TASK TO COMPLETE: Make an exact copy of the data below, leaving out every picture.

LISTED RECORDS:

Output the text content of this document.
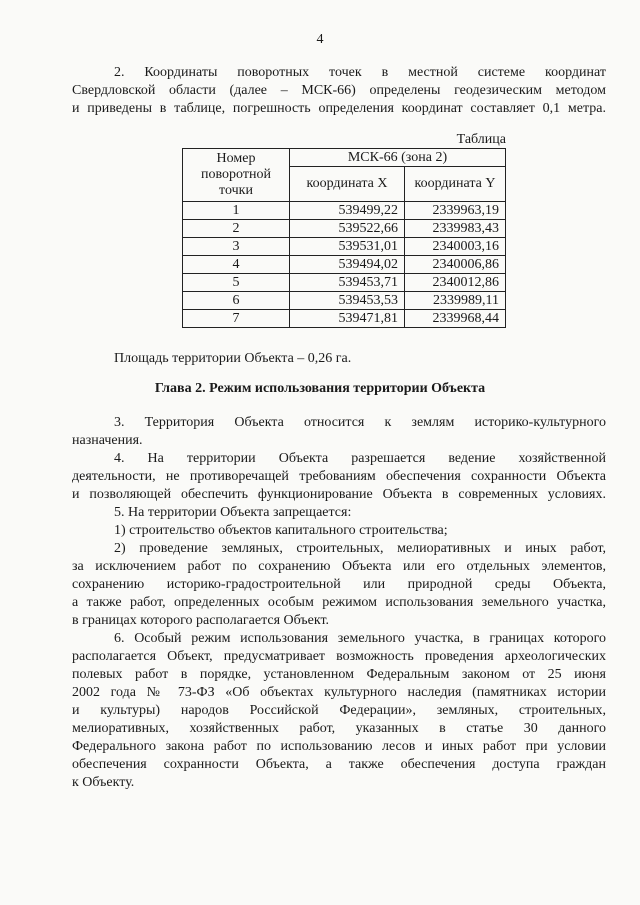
4

2. Координаты поворотных точек в местной системе координат

Свердловской области (далее – МСК-66) определены геодезическим методом

и приведены в таблице, погрешность определения координат составляет 0,1 метра.

Таблица
Номер поворотной точки	МСК-66 (зона 2)	
	координата X	координата Y
1	539499,22	2339963,19
2	539522,66	2339983,43
3	539531,01	2340003,16
4	539494,02	2340006,86
5	539453,71	2340012,86
6	539453,53	2339989,11
7	539471,81	2339968,44

Площадь территории Объекта – 0,26 га.

Глава 2. Режим использования территории Объекта

3. Территория Объекта относится к землям историко-культурного

назначения.

4. На территории Объекта разрешается ведение хозяйственной

деятельности, не противоречащей требованиям обеспечения сохранности Объекта

и позволяющей обеспечить функционирование Объекта в современных условиях.

5. На территории Объекта запрещается:

1) строительство объектов капитального строительства;

2) проведение земляных, строительных, мелиоративных и иных работ,

за исключением работ по сохранению Объекта или его отдельных элементов,

сохранению историко-градостроительной или природной среды Объекта,

а также работ, определенных особым режимом использования земельного участка,

в границах которого располагается Объект.

6. Особый режим использования земельного участка, в границах которого

располагается Объект, предусматривает возможность проведения археологических

полевых работ в порядке, установленном Федеральным законом от 25 июня

2002 года № 73-ФЗ «Об объектах культурного наследия (памятниках истории

и культуры) народов Российской Федерации», земляных, строительных,

мелиоративных, хозяйственных работ, указанных в статье 30 данного

Федерального закона работ по использованию лесов и иных работ при условии

обеспечения сохранности Объекта, а также обеспечения доступа граждан

к Объекту.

OUTPUT BELOW:
Output the text content of this document.
4

2. Координаты поворотных точек в местной системе координат

Свердловской области (далее – МСК-66) определены геодезическим методом

и приведены в таблице, погрешность определения координат составляет 0,1 метра.

Таблица
Номер поворотной точки	МСК-66 (зона 2)	
	координата X	координата Y
1	539499,22	2339963,19
2	539522,66	2339983,43
3	539531,01	2340003,16
4	539494,02	2340006,86
5	539453,71	2340012,86
6	539453,53	2339989,11
7	539471,81	2339968,44

Площадь территории Объекта – 0,26 га.

Глава 2. Режим использования территории Объекта

3. Территория Объекта относится к землям историко-культурного

назначения.

4. На территории Объекта разрешается ведение хозяйственной

деятельности, не противоречащей требованиям обеспечения сохранности Объекта

и позволяющей обеспечить функционирование Объекта в современных условиях.

5. На территории Объекта запрещается:

1) строительство объектов капитального строительства;

2) проведение земляных, строительных, мелиоративных и иных работ,

за исключением работ по сохранению Объекта или его отдельных элементов,

сохранению историко-градостроительной или природной среды Объекта,

а также работ, определенных особым режимом использования земельного участка,

в границах которого располагается Объект.

6. Особый режим использования земельного участка, в границах которого

располагается Объект, предусматривает возможность проведения археологических

полевых работ в порядке, установленном Федеральным законом от 25 июня

2002 года № 73-ФЗ «Об объектах культурного наследия (памятниках истории

и культуры) народов Российской Федерации», земляных, строительных,

мелиоративных, хозяйственных работ, указанных в статье 30 данного

Федерального закона работ по использованию лесов и иных работ при условии

обеспечения сохранности Объекта, а также обеспечения доступа граждан

к Объекту.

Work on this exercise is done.